__Set task__:
Below are some records; return each one exactly.

[Start Data provided]

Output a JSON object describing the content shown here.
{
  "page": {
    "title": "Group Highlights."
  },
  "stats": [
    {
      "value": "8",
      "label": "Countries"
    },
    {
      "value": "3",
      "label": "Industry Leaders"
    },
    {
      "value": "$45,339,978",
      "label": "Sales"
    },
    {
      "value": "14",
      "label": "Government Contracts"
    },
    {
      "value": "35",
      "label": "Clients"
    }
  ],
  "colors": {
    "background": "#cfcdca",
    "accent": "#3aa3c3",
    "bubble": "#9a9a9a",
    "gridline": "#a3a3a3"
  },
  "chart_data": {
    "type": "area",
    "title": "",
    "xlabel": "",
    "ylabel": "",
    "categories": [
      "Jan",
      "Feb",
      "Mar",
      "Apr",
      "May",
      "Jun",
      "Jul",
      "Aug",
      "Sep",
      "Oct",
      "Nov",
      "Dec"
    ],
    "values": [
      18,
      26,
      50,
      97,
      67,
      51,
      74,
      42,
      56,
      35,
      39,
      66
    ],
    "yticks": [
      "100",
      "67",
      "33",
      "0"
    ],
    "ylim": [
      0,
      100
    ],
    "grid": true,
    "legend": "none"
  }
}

[End Data provided]

__Task solution__:
Output a JSON object describing the content shown here.
{
  "page": {
    "title": "Group Highlights."
  },
  "stats": [
    {
      "value": "8",
      "label": "Countries"
    },
    {
      "value": "3",
      "label": "Industry Leaders"
    },
    {
      "value": "$45,339,978",
      "label": "Sales"
    },
    {
      "value": "14",
      "label": "Government Contracts"
    },
    {
      "value": "35",
      "label": "Clients"
    }
  ],
  "colors": {
    "background": "#cfcdca",
    "accent": "#3aa3c3",
    "bubble": "#9a9a9a",
    "gridline": "#a3a3a3"
  },
  "chart_data": {
    "type": "area",
    "title": "",
    "xlabel": "",
    "ylabel": "",
    "categories": [
      "Jan",
      "Feb",
      "Mar",
      "Apr",
      "May",
      "Jun",
      "Jul",
      "Aug",
      "Sep",
      "Oct",
      "Nov",
      "Dec"
    ],
    "values": [
      18,
      26,
      50,
      97,
      67,
      51,
      74,
      42,
      56,
      35,
      39,
      66
    ],
    "yticks": [
      "100",
      "67",
      "33",
      "0"
    ],
    "ylim": [
      0,
      100
    ],
    "grid": true,
    "legend": "none"
  }
}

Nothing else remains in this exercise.